## BEGIN Exercise data
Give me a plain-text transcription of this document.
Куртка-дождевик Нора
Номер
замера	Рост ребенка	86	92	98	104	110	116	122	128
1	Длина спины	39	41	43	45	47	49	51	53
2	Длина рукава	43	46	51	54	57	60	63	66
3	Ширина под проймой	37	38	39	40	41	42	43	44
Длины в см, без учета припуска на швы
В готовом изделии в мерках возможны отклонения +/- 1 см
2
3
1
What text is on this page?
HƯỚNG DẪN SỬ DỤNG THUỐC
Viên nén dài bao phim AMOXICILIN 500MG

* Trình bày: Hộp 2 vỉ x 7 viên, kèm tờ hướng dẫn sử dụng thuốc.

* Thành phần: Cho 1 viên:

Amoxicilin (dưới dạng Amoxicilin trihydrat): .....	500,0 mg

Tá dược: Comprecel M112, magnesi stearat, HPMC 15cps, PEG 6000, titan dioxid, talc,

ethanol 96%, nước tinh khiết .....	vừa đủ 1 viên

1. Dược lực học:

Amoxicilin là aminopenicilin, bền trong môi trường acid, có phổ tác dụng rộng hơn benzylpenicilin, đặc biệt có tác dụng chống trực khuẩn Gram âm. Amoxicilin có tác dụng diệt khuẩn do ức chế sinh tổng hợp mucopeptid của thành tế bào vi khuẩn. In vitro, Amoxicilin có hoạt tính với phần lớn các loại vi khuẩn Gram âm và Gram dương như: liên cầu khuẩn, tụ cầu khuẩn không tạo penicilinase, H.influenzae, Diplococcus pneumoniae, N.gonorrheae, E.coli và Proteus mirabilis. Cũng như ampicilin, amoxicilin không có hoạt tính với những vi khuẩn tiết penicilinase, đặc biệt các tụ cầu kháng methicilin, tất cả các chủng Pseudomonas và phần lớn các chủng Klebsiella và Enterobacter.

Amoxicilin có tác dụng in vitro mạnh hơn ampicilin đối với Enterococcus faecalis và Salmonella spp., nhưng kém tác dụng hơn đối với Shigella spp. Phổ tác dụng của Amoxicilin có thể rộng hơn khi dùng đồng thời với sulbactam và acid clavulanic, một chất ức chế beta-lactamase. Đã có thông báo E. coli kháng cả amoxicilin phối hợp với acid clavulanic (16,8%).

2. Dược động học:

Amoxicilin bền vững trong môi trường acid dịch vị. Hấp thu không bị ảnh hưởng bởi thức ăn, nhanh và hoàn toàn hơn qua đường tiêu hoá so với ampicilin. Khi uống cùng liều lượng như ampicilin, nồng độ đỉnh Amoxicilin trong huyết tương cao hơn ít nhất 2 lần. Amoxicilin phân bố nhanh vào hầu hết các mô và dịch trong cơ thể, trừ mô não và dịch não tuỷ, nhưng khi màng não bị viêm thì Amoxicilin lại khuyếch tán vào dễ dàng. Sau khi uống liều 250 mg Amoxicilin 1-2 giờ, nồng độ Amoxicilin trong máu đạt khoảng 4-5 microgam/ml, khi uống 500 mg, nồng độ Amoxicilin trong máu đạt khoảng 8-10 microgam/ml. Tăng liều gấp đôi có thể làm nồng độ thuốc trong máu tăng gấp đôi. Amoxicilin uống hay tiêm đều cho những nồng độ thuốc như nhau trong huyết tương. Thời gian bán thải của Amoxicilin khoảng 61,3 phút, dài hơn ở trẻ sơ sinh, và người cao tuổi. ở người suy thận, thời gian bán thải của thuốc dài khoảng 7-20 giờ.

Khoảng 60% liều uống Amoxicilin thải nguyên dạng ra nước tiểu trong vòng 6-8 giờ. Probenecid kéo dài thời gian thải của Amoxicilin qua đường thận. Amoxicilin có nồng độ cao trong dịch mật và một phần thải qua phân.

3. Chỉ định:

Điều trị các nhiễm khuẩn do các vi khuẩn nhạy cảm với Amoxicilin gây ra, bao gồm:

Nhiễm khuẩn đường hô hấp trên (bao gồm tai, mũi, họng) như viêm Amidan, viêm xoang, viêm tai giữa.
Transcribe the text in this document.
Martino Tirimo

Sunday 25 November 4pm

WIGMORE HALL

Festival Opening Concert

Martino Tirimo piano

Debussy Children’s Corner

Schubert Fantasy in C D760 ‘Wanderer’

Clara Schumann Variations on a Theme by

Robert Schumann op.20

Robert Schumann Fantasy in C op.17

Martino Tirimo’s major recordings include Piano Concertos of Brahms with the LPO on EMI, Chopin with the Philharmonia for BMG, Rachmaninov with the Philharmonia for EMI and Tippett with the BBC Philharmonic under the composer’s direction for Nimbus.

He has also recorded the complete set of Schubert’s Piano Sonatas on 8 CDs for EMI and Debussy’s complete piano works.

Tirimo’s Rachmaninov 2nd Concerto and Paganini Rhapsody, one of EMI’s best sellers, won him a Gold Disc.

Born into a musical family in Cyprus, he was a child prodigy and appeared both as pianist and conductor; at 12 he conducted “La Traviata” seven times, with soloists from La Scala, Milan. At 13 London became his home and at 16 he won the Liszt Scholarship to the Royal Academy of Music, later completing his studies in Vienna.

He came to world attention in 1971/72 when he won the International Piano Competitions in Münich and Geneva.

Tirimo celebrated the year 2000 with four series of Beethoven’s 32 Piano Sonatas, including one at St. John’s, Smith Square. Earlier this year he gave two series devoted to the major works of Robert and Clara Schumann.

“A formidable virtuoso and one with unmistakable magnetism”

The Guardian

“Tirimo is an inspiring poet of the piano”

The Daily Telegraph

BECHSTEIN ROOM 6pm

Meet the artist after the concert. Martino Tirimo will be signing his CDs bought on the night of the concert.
## END Exercise data
- _Your goal_
Select every line in the material above where the string "text" occurs, and copy it.

- _Response to this task_
Give me a plain-text transcription of this document.
What text is on this page?
Transcribe the text in this document.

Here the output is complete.